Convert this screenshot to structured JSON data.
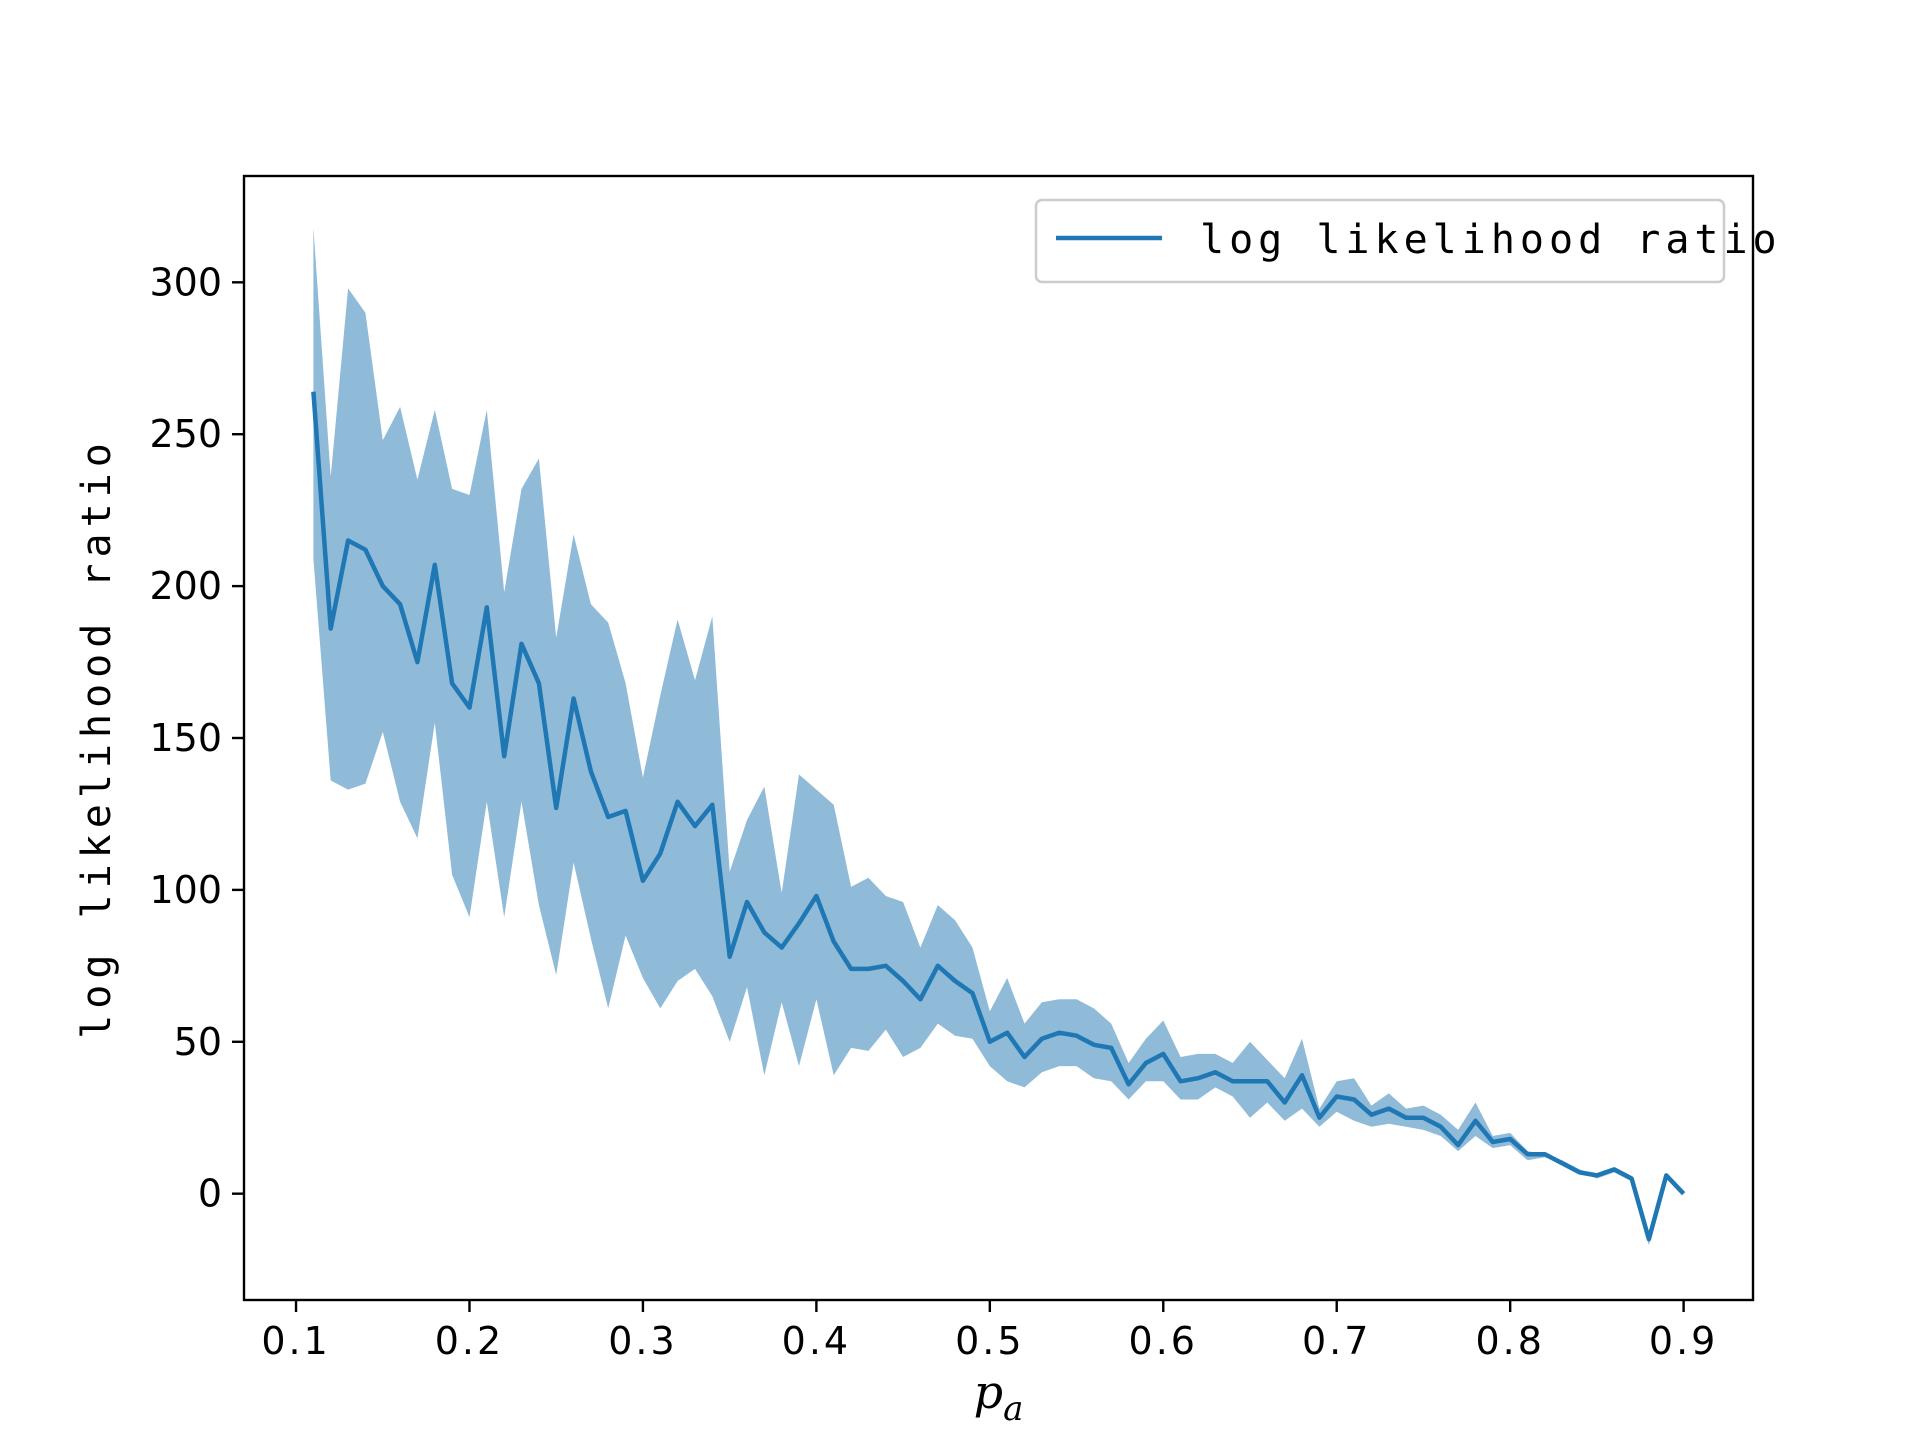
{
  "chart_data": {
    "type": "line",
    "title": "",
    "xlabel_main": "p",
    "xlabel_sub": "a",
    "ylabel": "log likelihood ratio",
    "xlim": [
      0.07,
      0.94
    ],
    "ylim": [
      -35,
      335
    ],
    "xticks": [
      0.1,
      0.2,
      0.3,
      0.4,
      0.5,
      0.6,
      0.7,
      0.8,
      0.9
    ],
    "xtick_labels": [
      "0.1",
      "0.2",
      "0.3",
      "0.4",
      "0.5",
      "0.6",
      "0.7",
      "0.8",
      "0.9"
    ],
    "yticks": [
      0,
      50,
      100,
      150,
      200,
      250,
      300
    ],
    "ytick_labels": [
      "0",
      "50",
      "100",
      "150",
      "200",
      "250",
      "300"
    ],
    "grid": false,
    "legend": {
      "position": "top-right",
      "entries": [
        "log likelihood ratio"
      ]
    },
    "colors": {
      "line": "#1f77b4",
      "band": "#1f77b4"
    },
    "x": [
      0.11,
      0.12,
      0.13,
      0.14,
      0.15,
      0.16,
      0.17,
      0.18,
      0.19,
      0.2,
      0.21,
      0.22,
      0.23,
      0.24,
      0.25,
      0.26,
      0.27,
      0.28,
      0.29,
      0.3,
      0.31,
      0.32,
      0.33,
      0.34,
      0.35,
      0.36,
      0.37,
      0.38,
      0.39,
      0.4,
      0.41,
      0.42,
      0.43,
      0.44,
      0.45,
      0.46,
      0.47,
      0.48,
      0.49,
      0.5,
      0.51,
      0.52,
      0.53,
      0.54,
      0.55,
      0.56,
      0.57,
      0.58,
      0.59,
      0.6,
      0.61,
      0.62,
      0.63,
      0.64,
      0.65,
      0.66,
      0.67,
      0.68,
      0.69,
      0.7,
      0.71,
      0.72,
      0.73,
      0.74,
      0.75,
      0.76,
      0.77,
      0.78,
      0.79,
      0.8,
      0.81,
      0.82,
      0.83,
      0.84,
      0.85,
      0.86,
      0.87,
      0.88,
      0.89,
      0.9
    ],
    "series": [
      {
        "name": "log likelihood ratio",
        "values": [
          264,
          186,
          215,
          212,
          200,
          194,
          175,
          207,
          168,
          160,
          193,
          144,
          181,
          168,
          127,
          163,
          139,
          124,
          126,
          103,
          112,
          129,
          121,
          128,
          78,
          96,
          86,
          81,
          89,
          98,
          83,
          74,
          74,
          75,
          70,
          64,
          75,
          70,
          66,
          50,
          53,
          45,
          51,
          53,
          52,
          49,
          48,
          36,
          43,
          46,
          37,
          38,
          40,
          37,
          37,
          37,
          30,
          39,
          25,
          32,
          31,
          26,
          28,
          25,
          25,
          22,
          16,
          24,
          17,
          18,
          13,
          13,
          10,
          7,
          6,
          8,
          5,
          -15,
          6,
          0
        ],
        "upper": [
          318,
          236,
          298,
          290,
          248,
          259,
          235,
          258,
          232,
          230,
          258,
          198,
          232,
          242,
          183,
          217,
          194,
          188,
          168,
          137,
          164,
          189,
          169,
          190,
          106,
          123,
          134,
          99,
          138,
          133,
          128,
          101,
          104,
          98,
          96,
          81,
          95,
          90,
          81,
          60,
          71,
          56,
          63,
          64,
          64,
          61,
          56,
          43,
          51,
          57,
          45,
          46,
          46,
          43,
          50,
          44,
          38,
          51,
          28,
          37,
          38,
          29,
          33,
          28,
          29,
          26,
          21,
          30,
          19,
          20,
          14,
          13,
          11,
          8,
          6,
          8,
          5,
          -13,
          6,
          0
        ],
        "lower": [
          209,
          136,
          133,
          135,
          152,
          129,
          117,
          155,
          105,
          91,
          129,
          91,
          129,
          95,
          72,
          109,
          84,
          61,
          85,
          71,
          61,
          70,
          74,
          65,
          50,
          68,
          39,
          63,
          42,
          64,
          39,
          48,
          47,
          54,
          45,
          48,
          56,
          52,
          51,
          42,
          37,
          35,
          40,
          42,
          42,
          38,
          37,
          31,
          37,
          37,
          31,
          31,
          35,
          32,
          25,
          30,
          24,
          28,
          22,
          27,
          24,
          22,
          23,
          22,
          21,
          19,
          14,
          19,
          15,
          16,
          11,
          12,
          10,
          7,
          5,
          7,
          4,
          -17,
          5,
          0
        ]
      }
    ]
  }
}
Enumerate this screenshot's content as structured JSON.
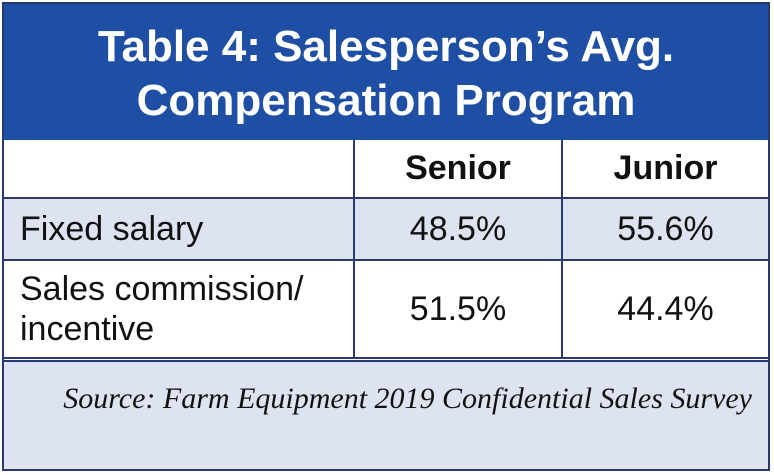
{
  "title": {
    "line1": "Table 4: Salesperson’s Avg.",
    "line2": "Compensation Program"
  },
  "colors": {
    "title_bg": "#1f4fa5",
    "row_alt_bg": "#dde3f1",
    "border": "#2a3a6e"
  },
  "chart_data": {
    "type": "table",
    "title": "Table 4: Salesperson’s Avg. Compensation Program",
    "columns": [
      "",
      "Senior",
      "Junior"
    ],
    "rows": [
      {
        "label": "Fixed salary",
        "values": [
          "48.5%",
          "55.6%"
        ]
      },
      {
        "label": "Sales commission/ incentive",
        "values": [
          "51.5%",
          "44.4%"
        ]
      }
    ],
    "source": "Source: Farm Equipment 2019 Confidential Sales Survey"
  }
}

________________________________________

- Prompt
Retype all the records shown above, character for character. Omit every picture.

- The reply
Convert this screenshot to structured JSON data.
{
  "chart_data": {
    "type": "line",
    "title": "",
    "xlabel_main": "p",
    "xlabel_sub": "a",
    "ylabel": "log likelihood ratio",
    "xlim": [
      0.07,
      0.94
    ],
    "ylim": [
      -35,
      335
    ],
    "xticks": [
      0.1,
      0.2,
      0.3,
      0.4,
      0.5,
      0.6,
      0.7,
      0.8,
      0.9
    ],
    "xtick_labels": [
      "0.1",
      "0.2",
      "0.3",
      "0.4",
      "0.5",
      "0.6",
      "0.7",
      "0.8",
      "0.9"
    ],
    "yticks": [
      0,
      50,
      100,
      150,
      200,
      250,
      300
    ],
    "ytick_labels": [
      "0",
      "50",
      "100",
      "150",
      "200",
      "250",
      "300"
    ],
    "grid": false,
    "legend": {
      "position": "top-right",
      "entries": [
        "log likelihood ratio"
      ]
    },
    "colors": {
      "line": "#1f77b4",
      "band": "#1f77b4"
    },
    "x": [
      0.11,
      0.12,
      0.13,
      0.14,
      0.15,
      0.16,
      0.17,
      0.18,
      0.19,
      0.2,
      0.21,
      0.22,
      0.23,
      0.24,
      0.25,
      0.26,
      0.27,
      0.28,
      0.29,
      0.3,
      0.31,
      0.32,
      0.33,
      0.34,
      0.35,
      0.36,
      0.37,
      0.38,
      0.39,
      0.4,
      0.41,
      0.42,
      0.43,
      0.44,
      0.45,
      0.46,
      0.47,
      0.48,
      0.49,
      0.5,
      0.51,
      0.52,
      0.53,
      0.54,
      0.55,
      0.56,
      0.57,
      0.58,
      0.59,
      0.6,
      0.61,
      0.62,
      0.63,
      0.64,
      0.65,
      0.66,
      0.67,
      0.68,
      0.69,
      0.7,
      0.71,
      0.72,
      0.73,
      0.74,
      0.75,
      0.76,
      0.77,
      0.78,
      0.79,
      0.8,
      0.81,
      0.82,
      0.83,
      0.84,
      0.85,
      0.86,
      0.87,
      0.88,
      0.89,
      0.9
    ],
    "series": [
      {
        "name": "log likelihood ratio",
        "values": [
          264,
          186,
          215,
          212,
          200,
          194,
          175,
          207,
          168,
          160,
          193,
          144,
          181,
          168,
          127,
          163,
          139,
          124,
          126,
          103,
          112,
          129,
          121,
          128,
          78,
          96,
          86,
          81,
          89,
          98,
          83,
          74,
          74,
          75,
          70,
          64,
          75,
          70,
          66,
          50,
          53,
          45,
          51,
          53,
          52,
          49,
          48,
          36,
          43,
          46,
          37,
          38,
          40,
          37,
          37,
          37,
          30,
          39,
          25,
          32,
          31,
          26,
          28,
          25,
          25,
          22,
          16,
          24,
          17,
          18,
          13,
          13,
          10,
          7,
          6,
          8,
          5,
          -15,
          6,
          0
        ],
        "upper": [
          318,
          236,
          298,
          290,
          248,
          259,
          235,
          258,
          232,
          230,
          258,
          198,
          232,
          242,
          183,
          217,
          194,
          188,
          168,
          137,
          164,
          189,
          169,
          190,
          106,
          123,
          134,
          99,
          138,
          133,
          128,
          101,
          104,
          98,
          96,
          81,
          95,
          90,
          81,
          60,
          71,
          56,
          63,
          64,
          64,
          61,
          56,
          43,
          51,
          57,
          45,
          46,
          46,
          43,
          50,
          44,
          38,
          51,
          28,
          37,
          38,
          29,
          33,
          28,
          29,
          26,
          21,
          30,
          19,
          20,
          14,
          13,
          11,
          8,
          6,
          8,
          5,
          -13,
          6,
          0
        ],
        "lower": [
          209,
          136,
          133,
          135,
          152,
          129,
          117,
          155,
          105,
          91,
          129,
          91,
          129,
          95,
          72,
          109,
          84,
          61,
          85,
          71,
          61,
          70,
          74,
          65,
          50,
          68,
          39,
          63,
          42,
          64,
          39,
          48,
          47,
          54,
          45,
          48,
          56,
          52,
          51,
          42,
          37,
          35,
          40,
          42,
          42,
          38,
          37,
          31,
          37,
          37,
          31,
          31,
          35,
          32,
          25,
          30,
          24,
          28,
          22,
          27,
          24,
          22,
          23,
          22,
          21,
          19,
          14,
          19,
          15,
          16,
          11,
          12,
          10,
          7,
          5,
          7,
          4,
          -17,
          5,
          0
        ]
      }
    ]
  }
}
Enumerate this screenshot's content as structured JSON.
{
  "title": {
    "line1": "Table 4: Salesperson’s Avg.",
    "line2": "Compensation Program"
  },
  "colors": {
    "title_bg": "#1f4fa5",
    "row_alt_bg": "#dde3f1",
    "border": "#2a3a6e"
  },
  "chart_data": {
    "type": "table",
    "title": "Table 4: Salesperson’s Avg. Compensation Program",
    "columns": [
      "",
      "Senior",
      "Junior"
    ],
    "rows": [
      {
        "label": "Fixed salary",
        "values": [
          "48.5%",
          "55.6%"
        ]
      },
      {
        "label": "Sales commission/ incentive",
        "values": [
          "51.5%",
          "44.4%"
        ]
      }
    ],
    "source": "Source: Farm Equipment 2019 Confidential Sales Survey"
  }
}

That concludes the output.